**What is being asked**
Copy the listing verbatim, excluding any images found in it.

-.-.-

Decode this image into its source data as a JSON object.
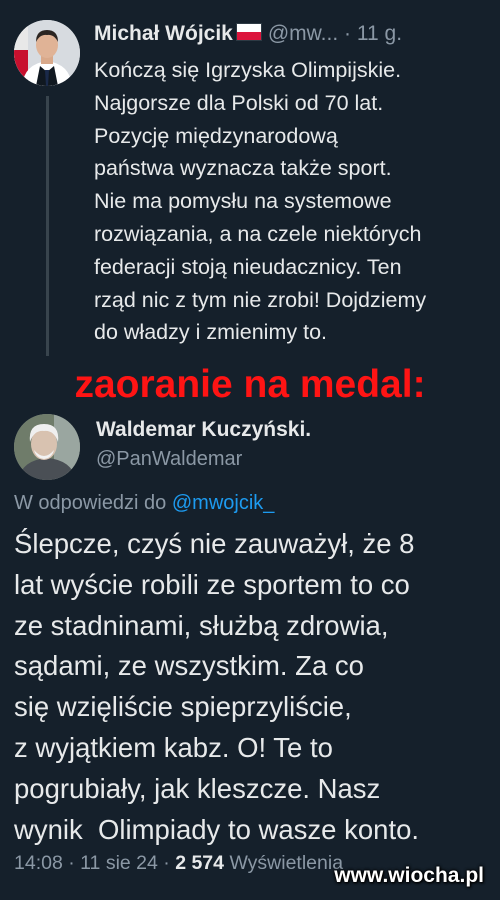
{
  "tweet1": {
    "author_name": "Michał Wójcik",
    "author_handle": "@mw...",
    "separator": "·",
    "time": "11 g.",
    "flag_icon": "poland-flag-icon",
    "text_lines": [
      "Kończą się Igrzyska Olimpijskie.",
      "Najgorsze dla Polski od 70 lat.",
      "Pozycję międzynarodową",
      "państwa wyznacza także sport.",
      "Nie ma pomysłu na systemowe",
      "rozwiązania, a na czele niektórych",
      "federacji stoją nieudacznicy. Ten",
      "rząd nic z tym nie zrobi! Dojdziemy",
      "do władzy i zmienimy to."
    ]
  },
  "banner": "zaoranie na medal:",
  "tweet2": {
    "author_name": "Waldemar Kuczyński.",
    "author_handle": "@PanWaldemar",
    "replying_prefix": "W odpowiedzi do",
    "replying_mention": "@mwojcik_",
    "text_lines": [
      "Ślepcze, czyś nie zauważył, że 8",
      "lat wyście robili ze sportem to co",
      "ze stadninami, służbą zdrowia,",
      "sądami, ze wszystkim. Za co",
      "się wzięliście spieprzyliście,",
      "z wyjątkiem kabz. O! Te to",
      "pogrubiały, jak kleszcze. Nasz",
      "wynik  Olimpiady to wasze konto."
    ],
    "footer": {
      "time": "14:08",
      "sep1": "·",
      "date": "11 sie 24",
      "sep2": "·",
      "views_count": "2 574",
      "views_label": "Wyświetlenia"
    }
  },
  "watermark": "www.wiocha.pl",
  "colors": {
    "background": "#15202b",
    "text": "#e7e9ea",
    "secondary": "#8b98a5",
    "link": "#1d9bf0",
    "banner": "#ff1414"
  }
}
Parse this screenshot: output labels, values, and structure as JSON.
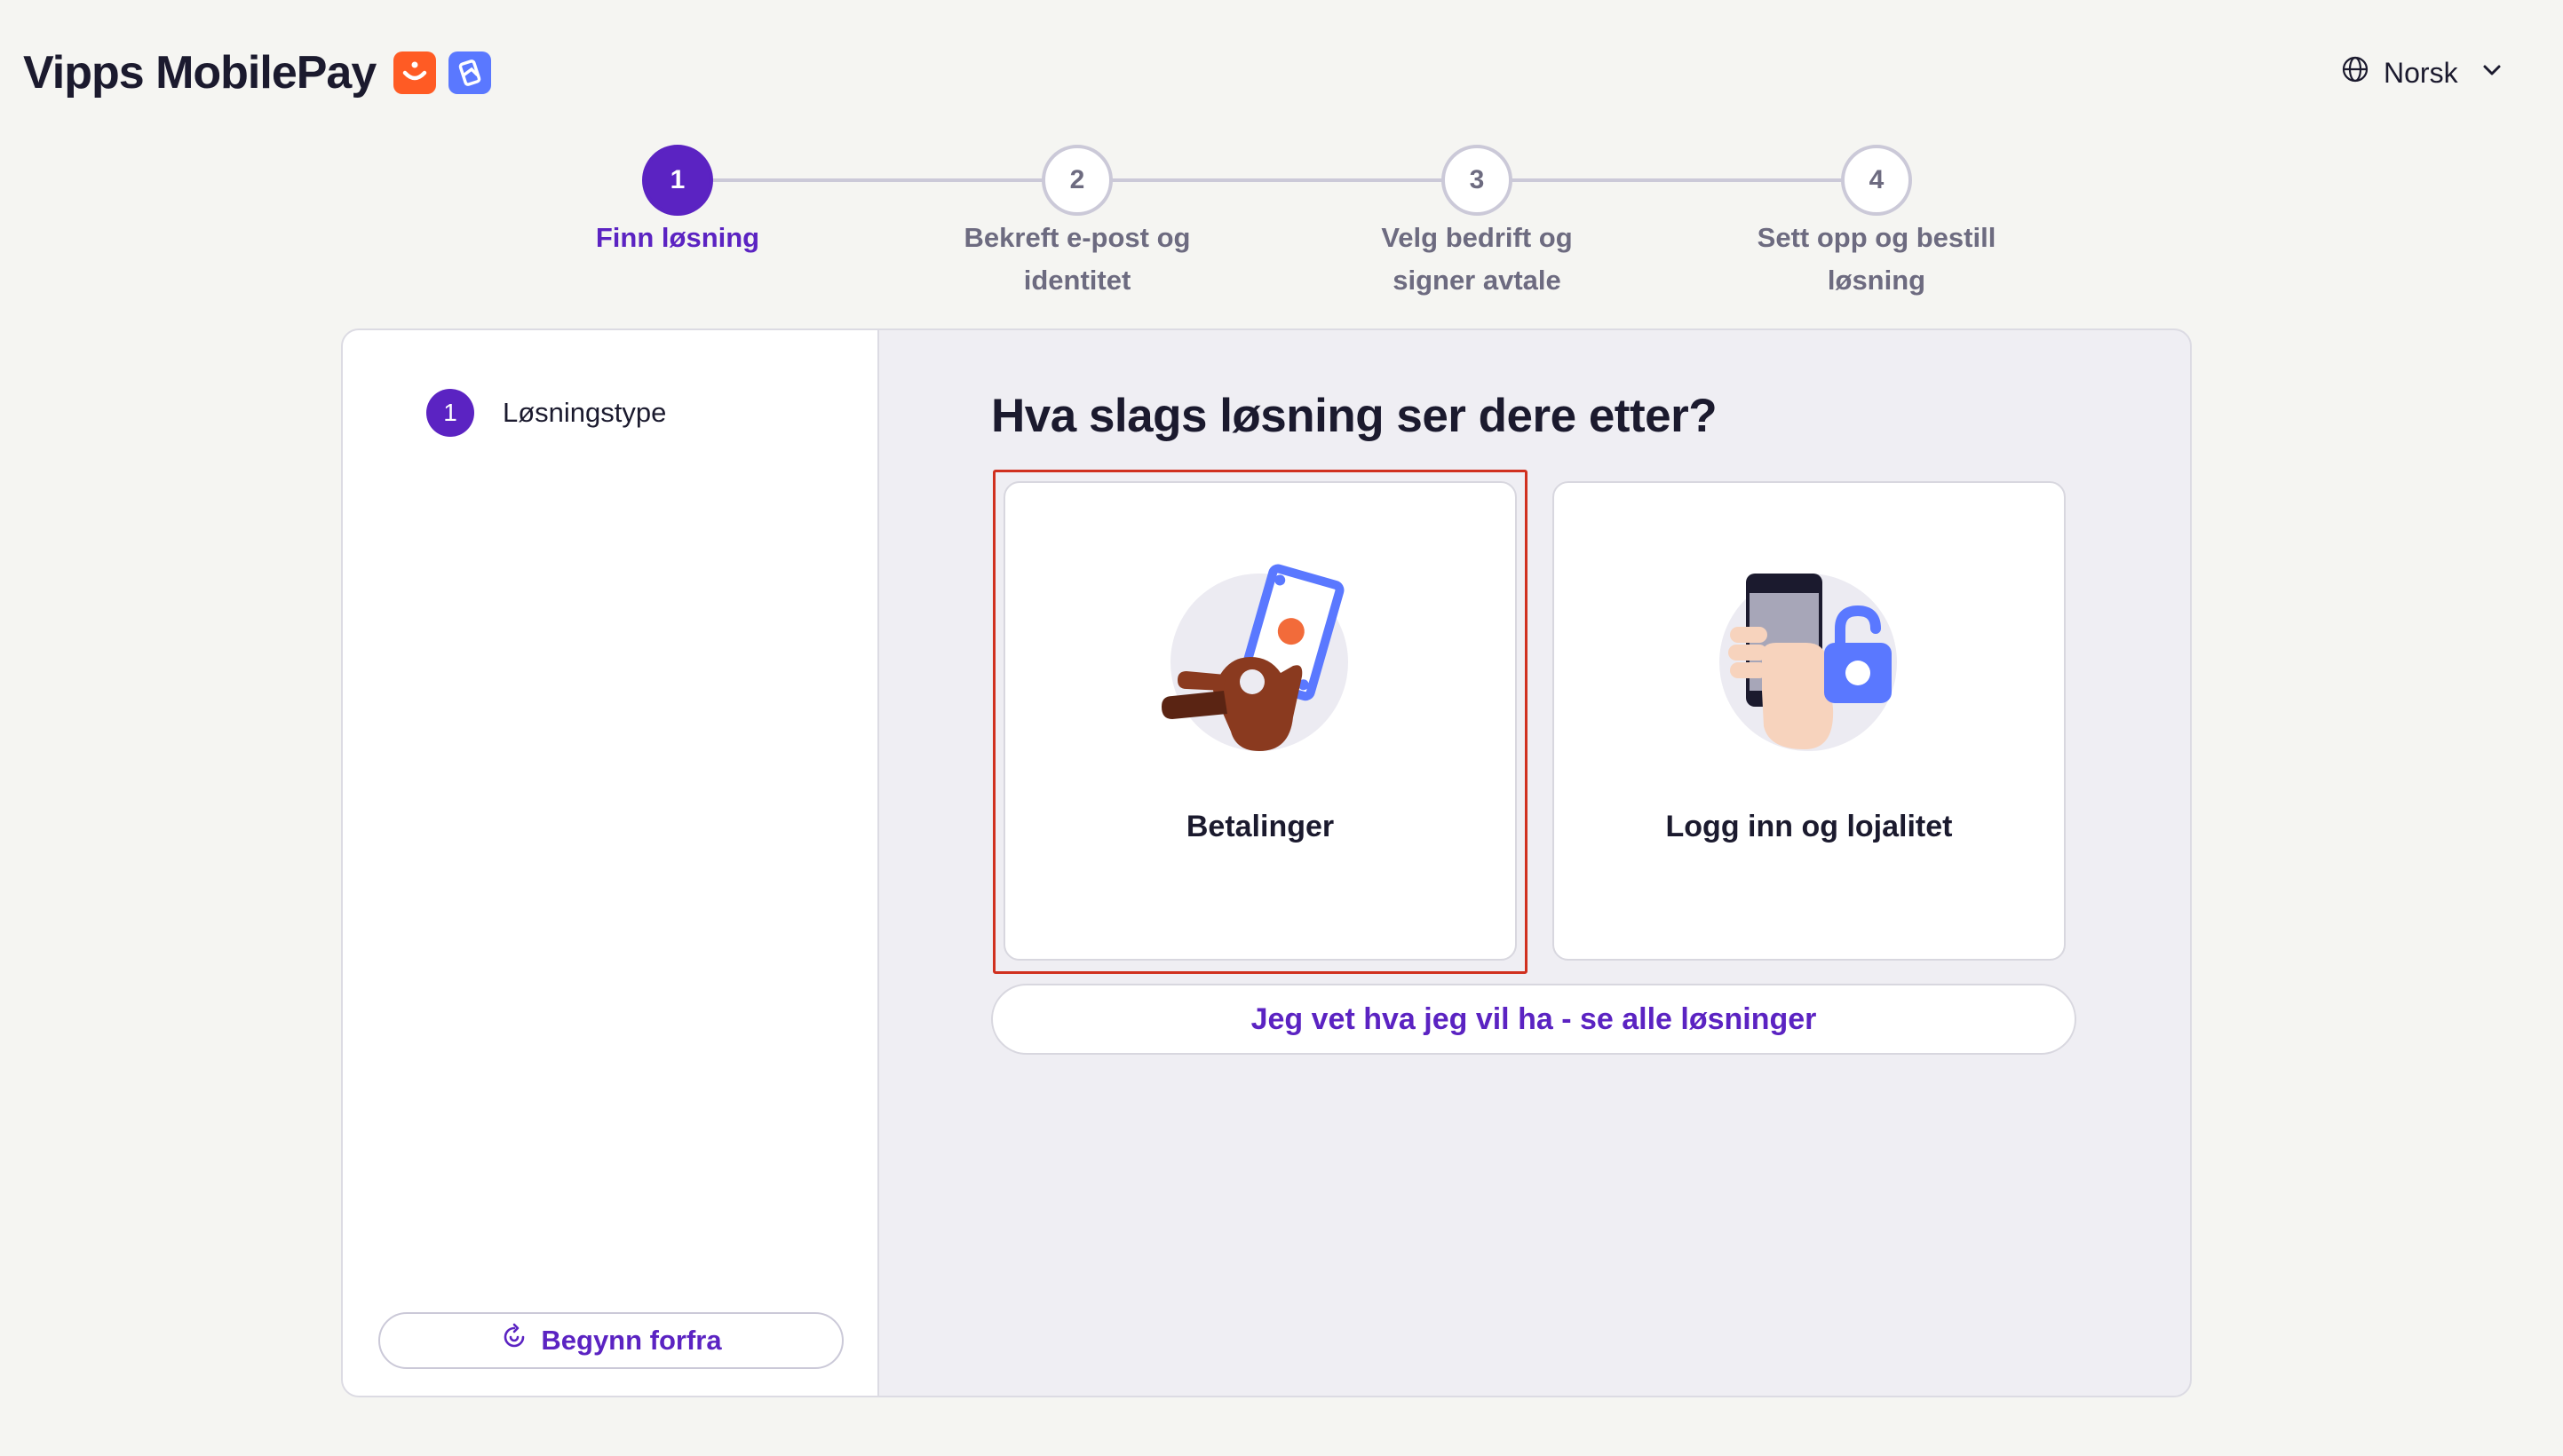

-.-.-

**Right answer**
Decode this image into its source data as a JSON object.
{
  "tweet1": {
    "author_name": "Michał Wójcik",
    "author_handle": "@mw...",
    "separator": "·",
    "time": "11 g.",
    "flag_icon": "poland-flag-icon",
    "text_lines": [
      "Kończą się Igrzyska Olimpijskie.",
      "Najgorsze dla Polski od 70 lat.",
      "Pozycję międzynarodową",
      "państwa wyznacza także sport.",
      "Nie ma pomysłu na systemowe",
      "rozwiązania, a na czele niektórych",
      "federacji stoją nieudacznicy. Ten",
      "rząd nic z tym nie zrobi! Dojdziemy",
      "do władzy i zmienimy to."
    ]
  },
  "banner": "zaoranie na medal:",
  "tweet2": {
    "author_name": "Waldemar Kuczyński.",
    "author_handle": "@PanWaldemar",
    "replying_prefix": "W odpowiedzi do",
    "replying_mention": "@mwojcik_",
    "text_lines": [
      "Ślepcze, czyś nie zauważył, że 8",
      "lat wyście robili ze sportem to co",
      "ze stadninami, służbą zdrowia,",
      "sądami, ze wszystkim. Za co",
      "się wzięliście spieprzyliście,",
      "z wyjątkiem kabz. O! Te to",
      "pogrubiały, jak kleszcze. Nasz",
      "wynik  Olimpiady to wasze konto."
    ],
    "footer": {
      "time": "14:08",
      "sep1": "·",
      "date": "11 sie 24",
      "sep2": "·",
      "views_count": "2 574",
      "views_label": "Wyświetlenia"
    }
  },
  "watermark": "www.wiocha.pl",
  "colors": {
    "background": "#15202b",
    "text": "#e7e9ea",
    "secondary": "#8b98a5",
    "link": "#1d9bf0",
    "banner": "#ff1414"
  }
}
Parse this screenshot: output labels, values, and structure as JSON.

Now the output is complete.